— Start —

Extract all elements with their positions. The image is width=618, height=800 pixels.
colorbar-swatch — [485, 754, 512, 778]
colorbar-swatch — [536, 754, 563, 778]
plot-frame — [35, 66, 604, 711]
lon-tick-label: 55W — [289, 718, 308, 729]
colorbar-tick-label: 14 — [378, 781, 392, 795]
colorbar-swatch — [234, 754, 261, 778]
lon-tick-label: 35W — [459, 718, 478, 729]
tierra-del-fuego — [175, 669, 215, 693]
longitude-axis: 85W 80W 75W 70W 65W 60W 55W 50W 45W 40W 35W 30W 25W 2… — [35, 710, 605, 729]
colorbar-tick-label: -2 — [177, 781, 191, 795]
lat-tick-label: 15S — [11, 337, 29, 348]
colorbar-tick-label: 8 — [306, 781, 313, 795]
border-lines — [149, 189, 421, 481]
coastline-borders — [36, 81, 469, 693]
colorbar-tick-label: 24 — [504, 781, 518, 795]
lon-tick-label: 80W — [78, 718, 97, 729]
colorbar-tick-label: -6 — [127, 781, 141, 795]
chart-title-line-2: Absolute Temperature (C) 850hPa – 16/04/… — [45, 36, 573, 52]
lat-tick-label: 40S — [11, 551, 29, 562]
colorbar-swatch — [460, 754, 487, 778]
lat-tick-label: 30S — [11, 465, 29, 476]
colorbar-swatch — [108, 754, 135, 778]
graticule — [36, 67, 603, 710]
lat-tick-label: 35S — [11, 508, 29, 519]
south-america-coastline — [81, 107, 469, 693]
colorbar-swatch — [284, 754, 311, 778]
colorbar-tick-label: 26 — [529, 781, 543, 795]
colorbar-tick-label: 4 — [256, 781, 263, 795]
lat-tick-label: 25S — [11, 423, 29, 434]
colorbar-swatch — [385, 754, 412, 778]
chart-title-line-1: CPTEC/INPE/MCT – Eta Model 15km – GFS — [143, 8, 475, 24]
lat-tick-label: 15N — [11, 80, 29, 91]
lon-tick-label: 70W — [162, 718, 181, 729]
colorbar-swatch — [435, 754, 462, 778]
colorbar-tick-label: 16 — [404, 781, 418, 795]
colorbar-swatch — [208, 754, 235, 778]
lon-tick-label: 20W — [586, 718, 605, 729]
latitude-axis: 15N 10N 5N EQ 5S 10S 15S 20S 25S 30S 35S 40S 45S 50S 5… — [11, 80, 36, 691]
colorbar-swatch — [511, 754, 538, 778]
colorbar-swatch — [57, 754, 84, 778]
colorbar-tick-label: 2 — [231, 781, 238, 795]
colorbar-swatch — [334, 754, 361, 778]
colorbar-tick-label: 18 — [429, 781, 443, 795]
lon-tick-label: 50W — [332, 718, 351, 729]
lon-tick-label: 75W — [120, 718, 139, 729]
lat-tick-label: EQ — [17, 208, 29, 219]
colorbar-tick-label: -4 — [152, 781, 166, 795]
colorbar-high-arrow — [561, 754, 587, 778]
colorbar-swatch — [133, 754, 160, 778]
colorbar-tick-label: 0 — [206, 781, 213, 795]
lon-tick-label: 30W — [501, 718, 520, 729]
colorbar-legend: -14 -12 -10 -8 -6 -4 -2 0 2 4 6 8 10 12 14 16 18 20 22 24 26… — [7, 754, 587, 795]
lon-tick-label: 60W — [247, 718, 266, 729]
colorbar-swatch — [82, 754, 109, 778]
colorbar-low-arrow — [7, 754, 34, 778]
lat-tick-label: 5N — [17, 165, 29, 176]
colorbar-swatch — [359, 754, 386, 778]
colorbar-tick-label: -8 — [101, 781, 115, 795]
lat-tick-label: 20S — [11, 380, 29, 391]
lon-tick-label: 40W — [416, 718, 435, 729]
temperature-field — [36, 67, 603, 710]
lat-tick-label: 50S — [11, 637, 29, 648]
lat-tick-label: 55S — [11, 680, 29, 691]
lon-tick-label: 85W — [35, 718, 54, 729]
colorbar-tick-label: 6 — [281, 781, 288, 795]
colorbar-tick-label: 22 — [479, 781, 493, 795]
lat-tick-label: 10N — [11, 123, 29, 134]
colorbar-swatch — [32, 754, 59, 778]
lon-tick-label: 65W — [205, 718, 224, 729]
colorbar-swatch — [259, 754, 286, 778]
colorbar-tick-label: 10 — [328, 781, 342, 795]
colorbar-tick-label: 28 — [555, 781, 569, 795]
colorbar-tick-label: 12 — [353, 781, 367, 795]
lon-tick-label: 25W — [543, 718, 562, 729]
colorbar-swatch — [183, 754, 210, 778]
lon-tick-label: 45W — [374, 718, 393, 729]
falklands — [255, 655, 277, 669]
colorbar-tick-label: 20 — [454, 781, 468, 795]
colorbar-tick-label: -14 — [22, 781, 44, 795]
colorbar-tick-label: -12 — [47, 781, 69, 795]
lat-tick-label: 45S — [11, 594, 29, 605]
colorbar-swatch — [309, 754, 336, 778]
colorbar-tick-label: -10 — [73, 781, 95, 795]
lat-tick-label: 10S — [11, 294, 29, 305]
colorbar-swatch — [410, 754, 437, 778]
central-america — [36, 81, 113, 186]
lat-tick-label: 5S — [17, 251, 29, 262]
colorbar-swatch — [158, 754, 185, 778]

— End —

Please rewrite the lines of the listing above, from its first line through the line holding "colorbar-swatch — [234, 754, 261, 778]", inclusive. Substitute "map-frame" for "plot-frame" and leave everything else unchanged.

Extract all elements with their positions. The image is width=618, height=800 pixels.
colorbar-swatch — [485, 754, 512, 778]
colorbar-swatch — [536, 754, 563, 778]
map-frame — [35, 66, 604, 711]
lon-tick-label: 55W — [289, 718, 308, 729]
colorbar-tick-label: 14 — [378, 781, 392, 795]
colorbar-swatch — [234, 754, 261, 778]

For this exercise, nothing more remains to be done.